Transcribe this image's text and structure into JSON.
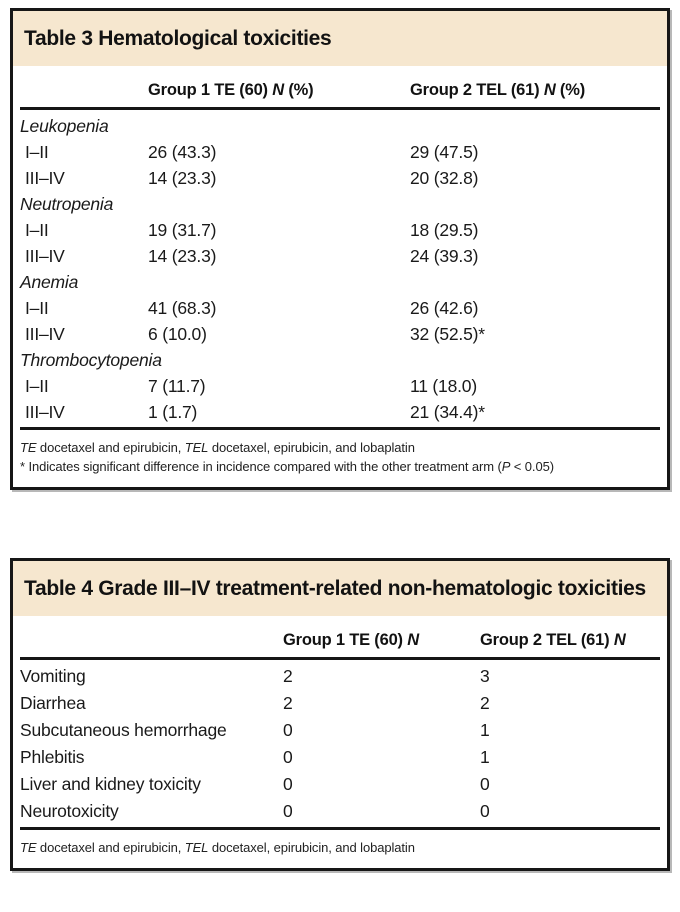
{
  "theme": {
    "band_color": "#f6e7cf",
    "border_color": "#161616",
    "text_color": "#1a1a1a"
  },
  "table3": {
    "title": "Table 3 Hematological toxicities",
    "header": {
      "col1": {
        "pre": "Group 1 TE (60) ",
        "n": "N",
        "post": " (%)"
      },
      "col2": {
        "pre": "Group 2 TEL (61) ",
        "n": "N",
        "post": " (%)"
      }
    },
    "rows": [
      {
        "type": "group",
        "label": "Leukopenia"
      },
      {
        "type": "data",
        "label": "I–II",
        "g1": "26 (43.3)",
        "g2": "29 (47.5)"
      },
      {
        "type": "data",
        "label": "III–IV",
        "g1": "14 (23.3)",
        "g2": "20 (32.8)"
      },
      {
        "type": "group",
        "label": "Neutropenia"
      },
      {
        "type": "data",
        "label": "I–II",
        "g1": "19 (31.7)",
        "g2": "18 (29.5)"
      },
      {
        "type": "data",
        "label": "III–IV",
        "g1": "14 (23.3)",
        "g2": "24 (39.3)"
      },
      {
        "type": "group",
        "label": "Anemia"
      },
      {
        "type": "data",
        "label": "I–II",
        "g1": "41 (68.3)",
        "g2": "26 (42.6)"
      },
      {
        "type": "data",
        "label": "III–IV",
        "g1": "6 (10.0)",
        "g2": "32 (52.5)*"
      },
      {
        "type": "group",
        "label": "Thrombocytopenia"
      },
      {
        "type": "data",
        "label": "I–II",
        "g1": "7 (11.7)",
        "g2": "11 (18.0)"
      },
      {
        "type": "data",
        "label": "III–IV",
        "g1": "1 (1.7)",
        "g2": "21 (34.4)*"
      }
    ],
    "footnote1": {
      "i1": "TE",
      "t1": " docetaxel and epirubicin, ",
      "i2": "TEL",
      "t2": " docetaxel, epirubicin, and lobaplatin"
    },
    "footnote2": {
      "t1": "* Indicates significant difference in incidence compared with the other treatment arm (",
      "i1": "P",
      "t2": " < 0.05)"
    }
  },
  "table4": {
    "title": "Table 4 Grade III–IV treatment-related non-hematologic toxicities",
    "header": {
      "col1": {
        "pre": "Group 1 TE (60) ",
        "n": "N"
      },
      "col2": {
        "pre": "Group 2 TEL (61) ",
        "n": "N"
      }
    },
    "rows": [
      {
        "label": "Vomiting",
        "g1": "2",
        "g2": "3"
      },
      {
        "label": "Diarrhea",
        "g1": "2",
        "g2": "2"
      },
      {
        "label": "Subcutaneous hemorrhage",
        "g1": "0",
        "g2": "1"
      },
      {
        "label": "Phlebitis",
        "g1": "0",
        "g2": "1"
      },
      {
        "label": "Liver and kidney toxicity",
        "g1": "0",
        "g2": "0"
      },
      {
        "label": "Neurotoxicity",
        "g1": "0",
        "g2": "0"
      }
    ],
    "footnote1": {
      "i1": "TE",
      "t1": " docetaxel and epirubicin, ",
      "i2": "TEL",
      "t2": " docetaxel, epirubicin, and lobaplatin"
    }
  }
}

**What the task asks:**
The records above are to be restated exactly, without their pictures.

**The solution:**
Transcribe this image's text and structure into JSON.
{
  "theme": {
    "band_color": "#f6e7cf",
    "border_color": "#161616",
    "text_color": "#1a1a1a"
  },
  "table3": {
    "title": "Table 3 Hematological toxicities",
    "header": {
      "col1": {
        "pre": "Group 1 TE (60) ",
        "n": "N",
        "post": " (%)"
      },
      "col2": {
        "pre": "Group 2 TEL (61) ",
        "n": "N",
        "post": " (%)"
      }
    },
    "rows": [
      {
        "type": "group",
        "label": "Leukopenia"
      },
      {
        "type": "data",
        "label": "I–II",
        "g1": "26 (43.3)",
        "g2": "29 (47.5)"
      },
      {
        "type": "data",
        "label": "III–IV",
        "g1": "14 (23.3)",
        "g2": "20 (32.8)"
      },
      {
        "type": "group",
        "label": "Neutropenia"
      },
      {
        "type": "data",
        "label": "I–II",
        "g1": "19 (31.7)",
        "g2": "18 (29.5)"
      },
      {
        "type": "data",
        "label": "III–IV",
        "g1": "14 (23.3)",
        "g2": "24 (39.3)"
      },
      {
        "type": "group",
        "label": "Anemia"
      },
      {
        "type": "data",
        "label": "I–II",
        "g1": "41 (68.3)",
        "g2": "26 (42.6)"
      },
      {
        "type": "data",
        "label": "III–IV",
        "g1": "6 (10.0)",
        "g2": "32 (52.5)*"
      },
      {
        "type": "group",
        "label": "Thrombocytopenia"
      },
      {
        "type": "data",
        "label": "I–II",
        "g1": "7 (11.7)",
        "g2": "11 (18.0)"
      },
      {
        "type": "data",
        "label": "III–IV",
        "g1": "1 (1.7)",
        "g2": "21 (34.4)*"
      }
    ],
    "footnote1": {
      "i1": "TE",
      "t1": " docetaxel and epirubicin, ",
      "i2": "TEL",
      "t2": " docetaxel, epirubicin, and lobaplatin"
    },
    "footnote2": {
      "t1": "* Indicates significant difference in incidence compared with the other treatment arm (",
      "i1": "P",
      "t2": " < 0.05)"
    }
  },
  "table4": {
    "title": "Table 4 Grade III–IV treatment-related non-hematologic toxicities",
    "header": {
      "col1": {
        "pre": "Group 1 TE (60) ",
        "n": "N"
      },
      "col2": {
        "pre": "Group 2 TEL (61) ",
        "n": "N"
      }
    },
    "rows": [
      {
        "label": "Vomiting",
        "g1": "2",
        "g2": "3"
      },
      {
        "label": "Diarrhea",
        "g1": "2",
        "g2": "2"
      },
      {
        "label": "Subcutaneous hemorrhage",
        "g1": "0",
        "g2": "1"
      },
      {
        "label": "Phlebitis",
        "g1": "0",
        "g2": "1"
      },
      {
        "label": "Liver and kidney toxicity",
        "g1": "0",
        "g2": "0"
      },
      {
        "label": "Neurotoxicity",
        "g1": "0",
        "g2": "0"
      }
    ],
    "footnote1": {
      "i1": "TE",
      "t1": " docetaxel and epirubicin, ",
      "i2": "TEL",
      "t2": " docetaxel, epirubicin, and lobaplatin"
    }
  }
}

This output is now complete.